Collected data entries
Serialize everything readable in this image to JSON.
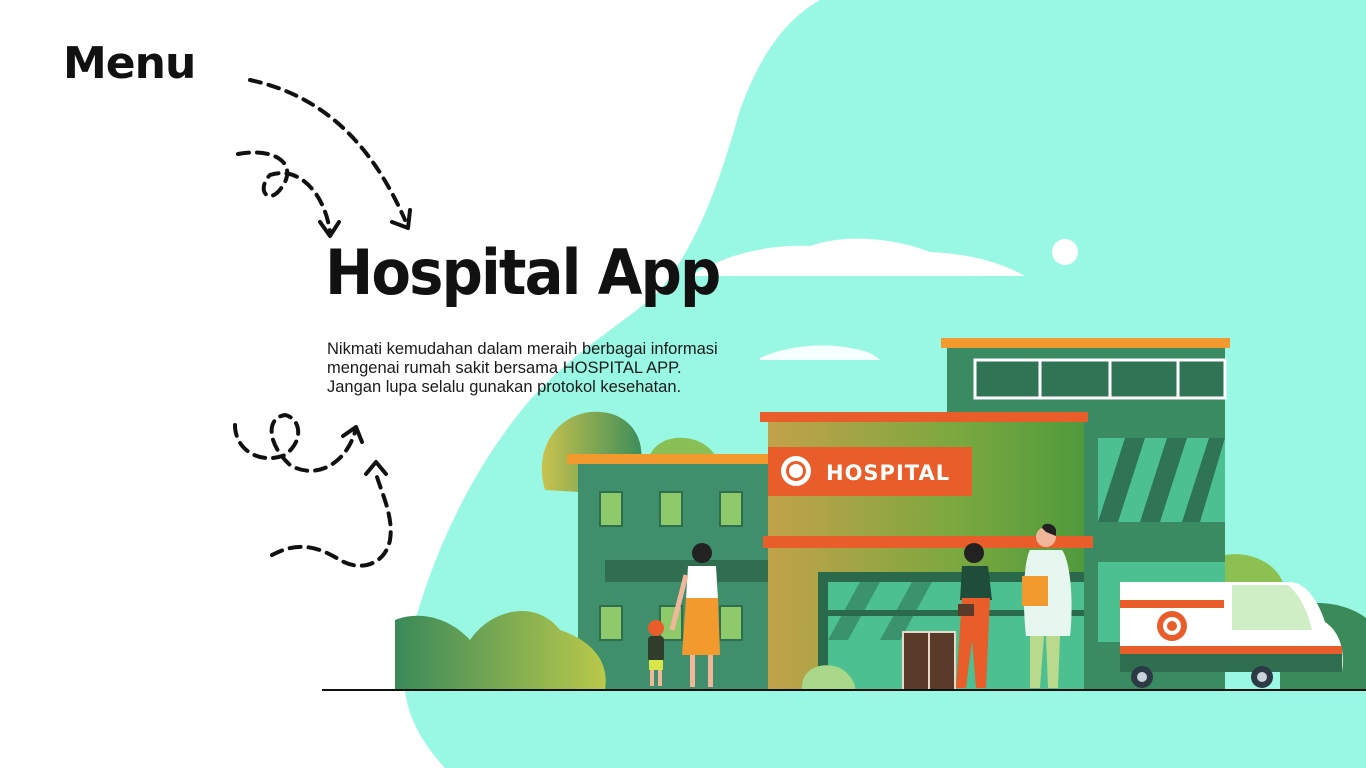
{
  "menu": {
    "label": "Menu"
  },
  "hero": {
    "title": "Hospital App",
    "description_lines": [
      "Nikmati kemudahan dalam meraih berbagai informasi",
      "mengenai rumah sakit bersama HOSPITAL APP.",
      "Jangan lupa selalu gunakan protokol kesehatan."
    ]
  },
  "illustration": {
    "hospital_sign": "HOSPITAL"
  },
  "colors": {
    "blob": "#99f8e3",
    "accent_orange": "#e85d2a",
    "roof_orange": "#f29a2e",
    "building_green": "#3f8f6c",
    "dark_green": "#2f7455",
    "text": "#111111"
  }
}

DESCRIPTION OF THE TASK =>
Keep every word of the data as it is when you write it out, but drop the pictures.

EXERCISE RESULT =>
Serialize everything readable in this image to JSON.
{
  "menu": {
    "label": "Menu"
  },
  "hero": {
    "title": "Hospital App",
    "description_lines": [
      "Nikmati kemudahan dalam meraih berbagai informasi",
      "mengenai rumah sakit bersama HOSPITAL APP.",
      "Jangan lupa selalu gunakan protokol kesehatan."
    ]
  },
  "illustration": {
    "hospital_sign": "HOSPITAL"
  },
  "colors": {
    "blob": "#99f8e3",
    "accent_orange": "#e85d2a",
    "roof_orange": "#f29a2e",
    "building_green": "#3f8f6c",
    "dark_green": "#2f7455",
    "text": "#111111"
  }
}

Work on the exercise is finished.